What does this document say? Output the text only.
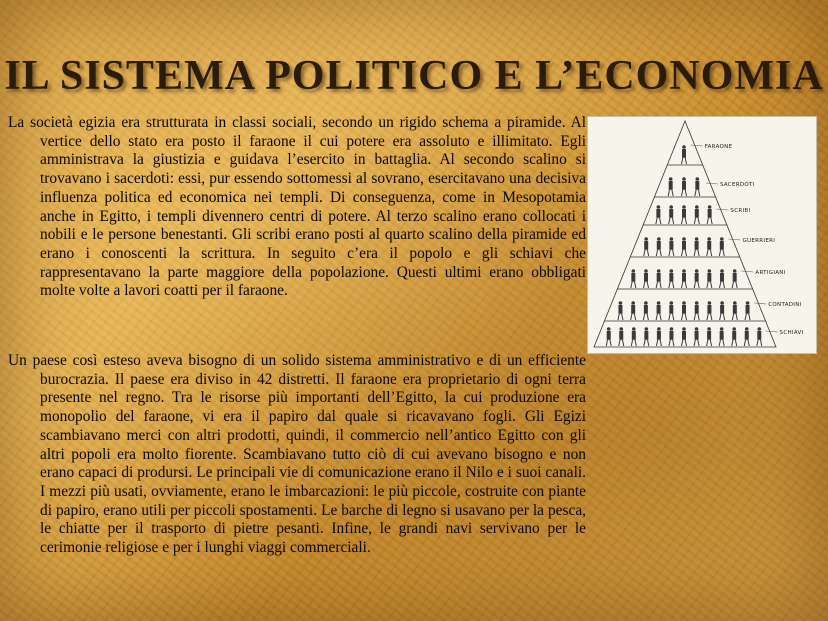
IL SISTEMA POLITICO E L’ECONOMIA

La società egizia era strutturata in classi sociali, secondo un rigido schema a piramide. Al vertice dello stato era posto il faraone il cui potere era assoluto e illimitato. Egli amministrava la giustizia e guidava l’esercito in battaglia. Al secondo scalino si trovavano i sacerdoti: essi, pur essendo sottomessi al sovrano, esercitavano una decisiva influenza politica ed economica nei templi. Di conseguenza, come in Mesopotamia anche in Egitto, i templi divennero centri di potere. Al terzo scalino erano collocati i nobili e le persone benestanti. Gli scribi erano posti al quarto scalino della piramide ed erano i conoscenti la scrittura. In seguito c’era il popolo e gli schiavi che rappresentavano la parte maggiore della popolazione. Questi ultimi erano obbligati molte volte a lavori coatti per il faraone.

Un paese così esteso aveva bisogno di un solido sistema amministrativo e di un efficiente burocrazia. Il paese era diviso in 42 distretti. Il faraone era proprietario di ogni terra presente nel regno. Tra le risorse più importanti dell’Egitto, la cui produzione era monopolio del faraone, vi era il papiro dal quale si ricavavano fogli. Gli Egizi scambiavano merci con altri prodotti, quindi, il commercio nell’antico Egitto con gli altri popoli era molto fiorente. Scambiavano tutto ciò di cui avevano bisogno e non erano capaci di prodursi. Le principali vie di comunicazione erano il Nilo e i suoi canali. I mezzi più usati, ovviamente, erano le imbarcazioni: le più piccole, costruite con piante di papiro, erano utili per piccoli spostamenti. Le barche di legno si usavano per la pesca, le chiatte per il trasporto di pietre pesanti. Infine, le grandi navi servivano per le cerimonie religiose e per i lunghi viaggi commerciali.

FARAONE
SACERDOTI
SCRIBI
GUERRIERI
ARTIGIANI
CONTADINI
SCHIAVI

====

Task description: Go through the records. Copy each line where "erano" appears.

Response below:
La società egizia era strutturata in classi sociali, secondo un rigido schema a piramide. Al vertice dello stato era posto il faraone il cui potere era assoluto e illimitato. Egli amministrava la giustizia e guidava l’esercito in battaglia. Al secondo scalino si trovavano i sacerdoti: essi, pur essendo sottomessi al sovrano, esercitavano una decisiva influenza politica ed economica nei templi. Di conseguenza, come in Mesopotamia anche in Egitto, i templi divennero centri di potere. Al terzo scalino erano collocati i nobili e le persone benestanti. Gli scribi erano posti al quarto scalino della piramide ed erano i conoscenti la scrittura. In seguito c’era il popolo e gli schiavi che rappresentavano la parte maggiore della popolazione. Questi ultimi erano obbligati molte volte a lavori coatti per il faraone.
Un paese così esteso aveva bisogno di un solido sistema amministrativo e di un efficiente burocrazia. Il paese era diviso in 42 distretti. Il faraone era proprietario di ogni terra presente nel regno. Tra le risorse più importanti dell’Egitto, la cui produzione era monopolio del faraone, vi era il papiro dal quale si ricavavano fogli. Gli Egizi scambiavano merci con altri prodotti, quindi, il commercio nell’antico Egitto con gli altri popoli era molto fiorente. Scambiavano tutto ciò di cui avevano bisogno e non erano capaci di prodursi. Le principali vie di comunicazione erano il Nilo e i suoi canali. I mezzi più usati, ovviamente, erano le imbarcazioni: le più piccole, costruite con piante di papiro, erano utili per piccoli spostamenti. Le barche di legno si usavano per la pesca, le chiatte per il trasporto di pietre pesanti. Infine, le grandi navi servivano per le cerimonie religiose e per i lunghi viaggi commerciali.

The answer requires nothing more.